**Exercise material**
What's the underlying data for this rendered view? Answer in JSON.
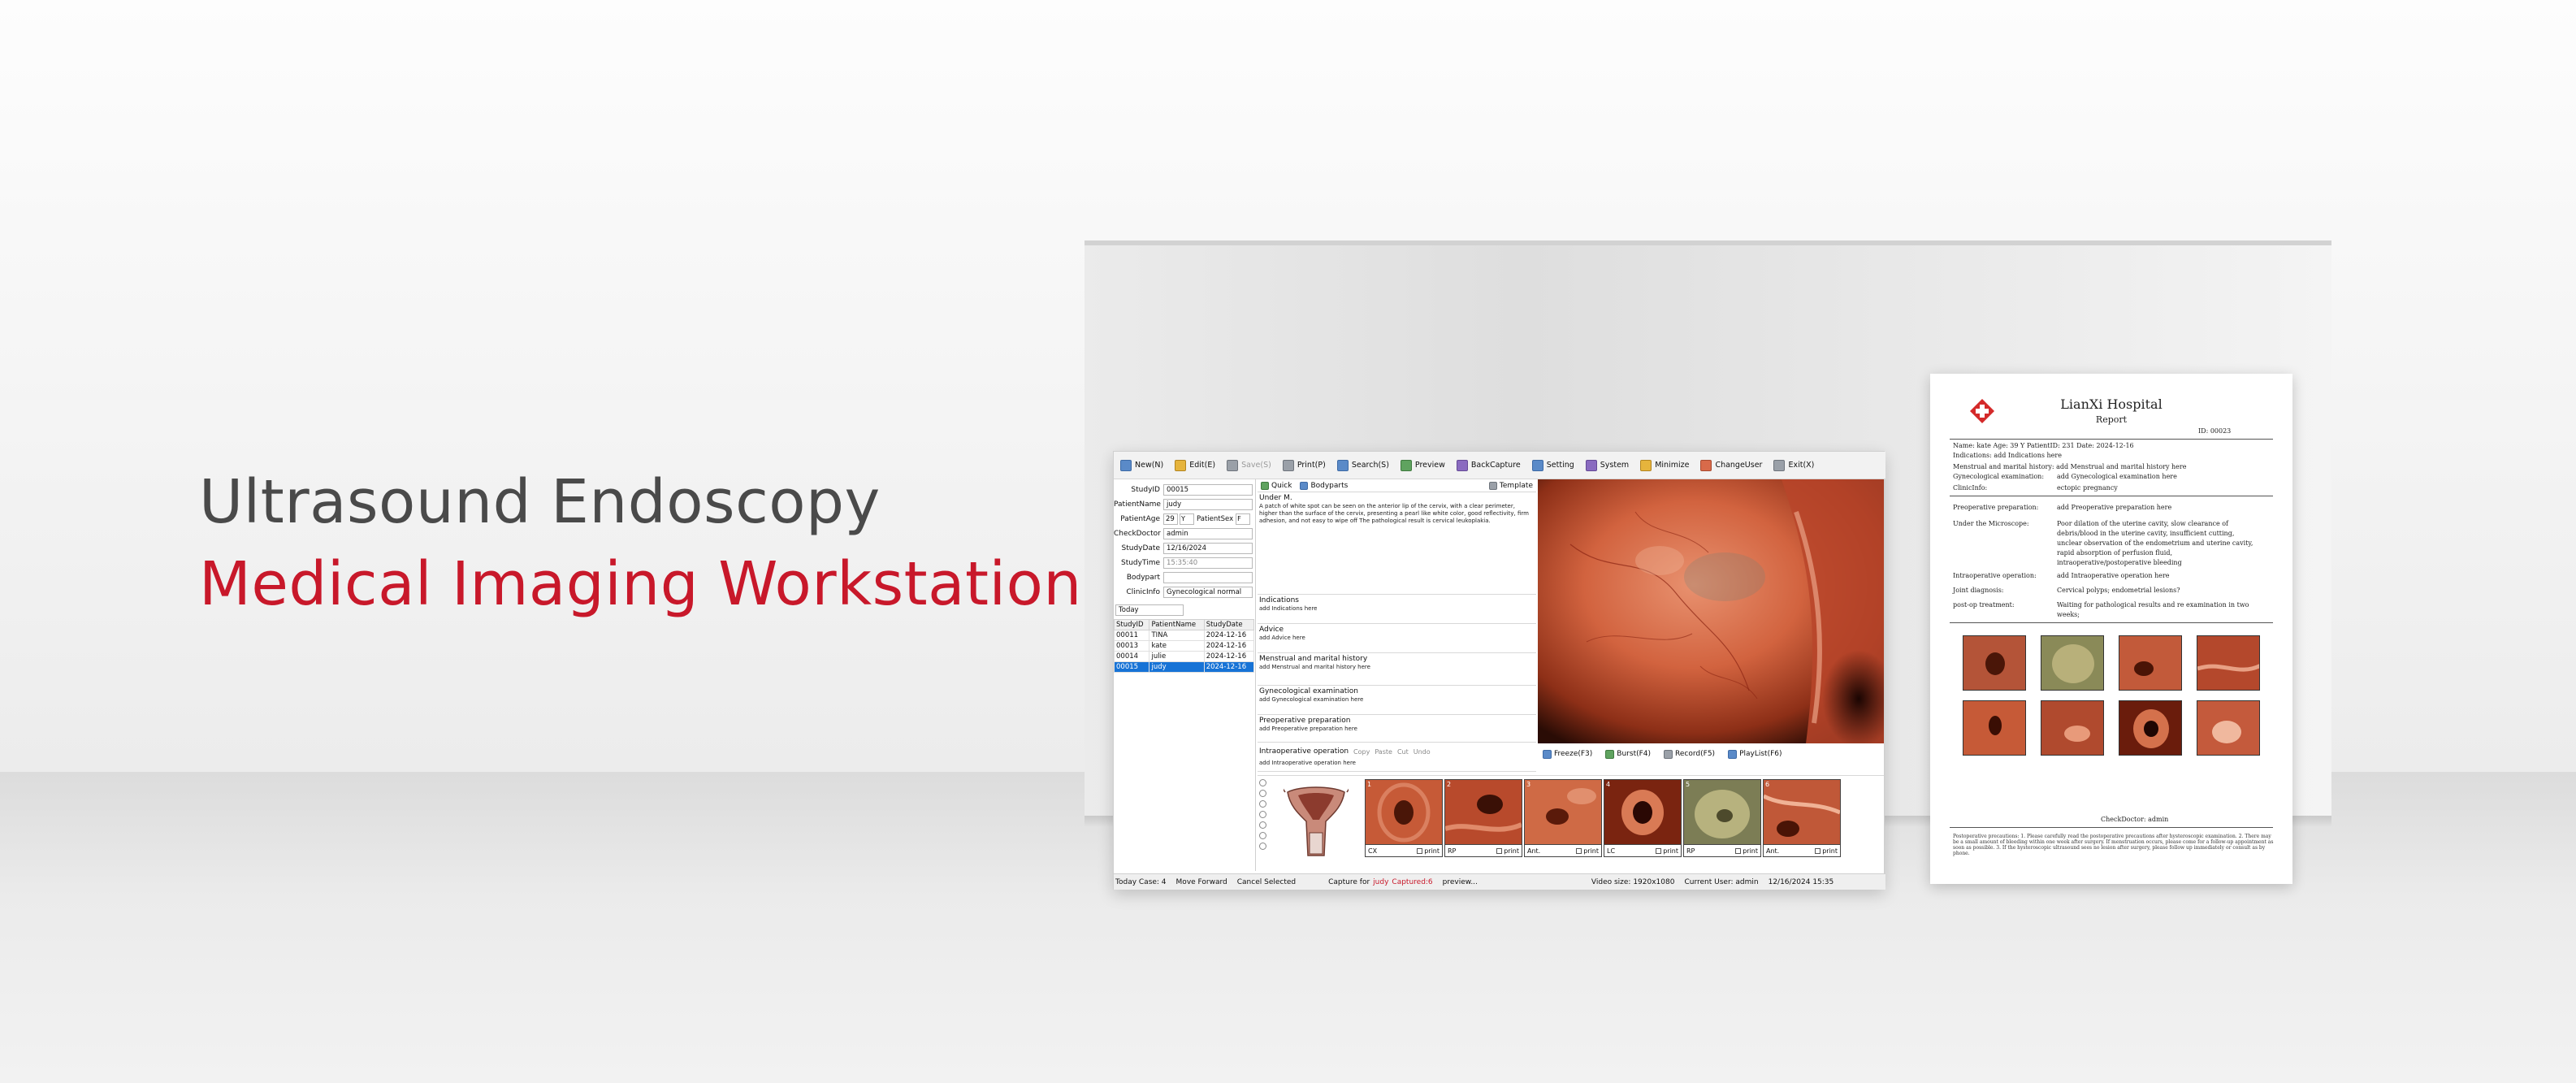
{
  "hero": {
    "line1": "Ultrasound Endoscopy",
    "line2": "Medical Imaging Workstation"
  },
  "colors": {
    "brand_red": "#c8182a",
    "selection_blue": "#1773d6"
  },
  "toolbar": [
    {
      "icon": "new-icon",
      "label": "New(N)",
      "enabled": true
    },
    {
      "icon": "edit-icon",
      "label": "Edit(E)",
      "enabled": true
    },
    {
      "icon": "save-icon",
      "label": "Save(S)",
      "enabled": false
    },
    {
      "icon": "print-icon",
      "label": "Print(P)",
      "enabled": true
    },
    {
      "icon": "search-icon",
      "label": "Search(S)",
      "enabled": true
    },
    {
      "icon": "preview-icon",
      "label": "Preview",
      "enabled": true
    },
    {
      "icon": "backcapture-icon",
      "label": "BackCapture",
      "enabled": true
    },
    {
      "icon": "setting-icon",
      "label": "Setting",
      "enabled": true
    },
    {
      "icon": "system-icon",
      "label": "System",
      "enabled": true
    },
    {
      "icon": "minimize-icon",
      "label": "Minimize",
      "enabled": true
    },
    {
      "icon": "changeuser-icon",
      "label": "ChangeUser",
      "enabled": true
    },
    {
      "icon": "exit-icon",
      "label": "Exit(X)",
      "enabled": true
    }
  ],
  "form": {
    "study_id_label": "StudyID",
    "study_id": "00015",
    "patient_name_label": "PatientName",
    "patient_name": "judy",
    "patient_age_label": "PatientAge",
    "patient_age": "29",
    "age_unit": "Y",
    "patient_sex_label": "PatientSex",
    "patient_sex": "F",
    "check_doctor_label": "CheckDoctor",
    "check_doctor": "admin",
    "study_date_label": "StudyDate",
    "study_date": "12/16/2024",
    "study_time_label": "StudyTime",
    "study_time": "15:35:40",
    "bodypart_label": "Bodypart",
    "bodypart": "",
    "clinic_info_label": "ClinicInfo",
    "clinic_info": "Gynecological normal"
  },
  "filter": {
    "value": "Today"
  },
  "patients": {
    "headers": [
      "StudyID",
      "PatientName",
      "StudyDate"
    ],
    "rows": [
      {
        "id": "00011",
        "name": "TINA",
        "date": "2024-12-16",
        "selected": false
      },
      {
        "id": "00013",
        "name": "kate",
        "date": "2024-12-16",
        "selected": false
      },
      {
        "id": "00014",
        "name": "julie",
        "date": "2024-12-16",
        "selected": false
      },
      {
        "id": "00015",
        "name": "judy",
        "date": "2024-12-16",
        "selected": true
      }
    ]
  },
  "mid": {
    "tab_quick": "Quick",
    "tab_bodyparts": "Bodyparts",
    "template": "Template",
    "under_label": "Under M.",
    "under_text": "A patch of white spot can be seen on the anterior lip of the cervix, with a clear perimeter, higher than the surface of the cervix, presenting a pearl like white color, good reflectivity, firm adhesion, and not easy to wipe off The pathological result is cervical leukoplakia.",
    "sections": [
      {
        "title": "Indications",
        "text": "add Indications here"
      },
      {
        "title": "Advice",
        "text": "add Advice here"
      },
      {
        "title": "Menstrual and marital history",
        "text": "add Menstrual and marital history here"
      },
      {
        "title": "Gynecological examination",
        "text": "add Gynecological examination here"
      },
      {
        "title": "Preoperative preparation",
        "text": "add Preoperative preparation here"
      },
      {
        "title": "Intraoperative operation",
        "text": "add Intraoperative operation here"
      }
    ],
    "edit_copy": "Copy",
    "edit_paste": "Paste",
    "edit_cut": "Cut",
    "edit_undo": "Undo"
  },
  "capture": [
    {
      "icon": "freeze-icon",
      "label": "Freeze(F3)"
    },
    {
      "icon": "burst-icon",
      "label": "Burst(F4)"
    },
    {
      "icon": "record-icon",
      "label": "Record(F5)"
    },
    {
      "icon": "playlist-icon",
      "label": "PlayList(F6)"
    }
  ],
  "thumbnails": [
    {
      "num": "1",
      "label": "CX",
      "print": "print"
    },
    {
      "num": "2",
      "label": "RP",
      "print": "print"
    },
    {
      "num": "3",
      "label": "Ant.",
      "print": "print"
    },
    {
      "num": "4",
      "label": "LC",
      "print": "print"
    },
    {
      "num": "5",
      "label": "RP",
      "print": "print"
    },
    {
      "num": "6",
      "label": "Ant.",
      "print": "print"
    }
  ],
  "status": {
    "today_case": "Today Case: 4",
    "move_forward": "Move Forward",
    "cancel_selected": "Cancel Selected",
    "capture_for": "Capture for",
    "patient": "judy",
    "captured": "Captured:6",
    "preview": "preview...",
    "video_size": "Video size: 1920x1080",
    "current_user": "Current User: admin",
    "datetime": "12/16/2024 15:35"
  },
  "report": {
    "hospital": "LianXi Hospital",
    "subtitle": "Report",
    "id": "ID: 00023",
    "header_line": "Name:  kate          Age:  39 Y         PatientID:  231          Date: 2024-12-16",
    "indications_line": "Indications:        add Indications here",
    "menstrual_line": "Menstrual and marital history:   add Menstrual and marital history here",
    "gyne_label": "Gynecological examination:",
    "gyne_value": "add Gynecological examination here",
    "clinic_label": "ClinicInfo:",
    "clinic_value": "ectopic pregnancy",
    "preop_label": "Preoperative preparation:",
    "preop_value": "add Preoperative preparation here",
    "micro_label": "Under the Microscope:",
    "micro_value": "Poor dilation of the uterine cavity, slow clearance of debris/blood in the uterine cavity, insufficient cutting, unclear observation of the endometrium and uterine cavity, rapid absorption of perfusion fluid, intraoperative/postoperative bleeding",
    "intraop_label": "Intraoperative operation:",
    "intraop_value": "add Intraoperative operation here",
    "diag_label": "Joint diagnosis:",
    "diag_value": "Cervical polyps; endometrial lesions?",
    "postop_label": "post-op treatment:",
    "postop_value": "Waiting for pathological results and re examination in two weeks;",
    "doctor": "CheckDoctor:    admin",
    "footer": "Postoperative precautions: 1. Please carefully read the postoperative precautions after hysteroscopic examination. 2. There may be a small amount of bleeding within one week after surgery. If menstruation occurs, please come for a follow-up appointment as soon as possible. 3. If the hysteroscopic ultrasound sees no lesion after surgery, please follow up immediately or consult as by phone."
  }
}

**What to work on**
Lines holding the word "operation" are the answer; copy every one from the records above.

**Result of this exercise**
        "title": "Intraoperative operation",
        "text": "add Intraoperative operation here"
    "intraop_label": "Intraoperative operation:",
    "intraop_value": "add Intraoperative operation here",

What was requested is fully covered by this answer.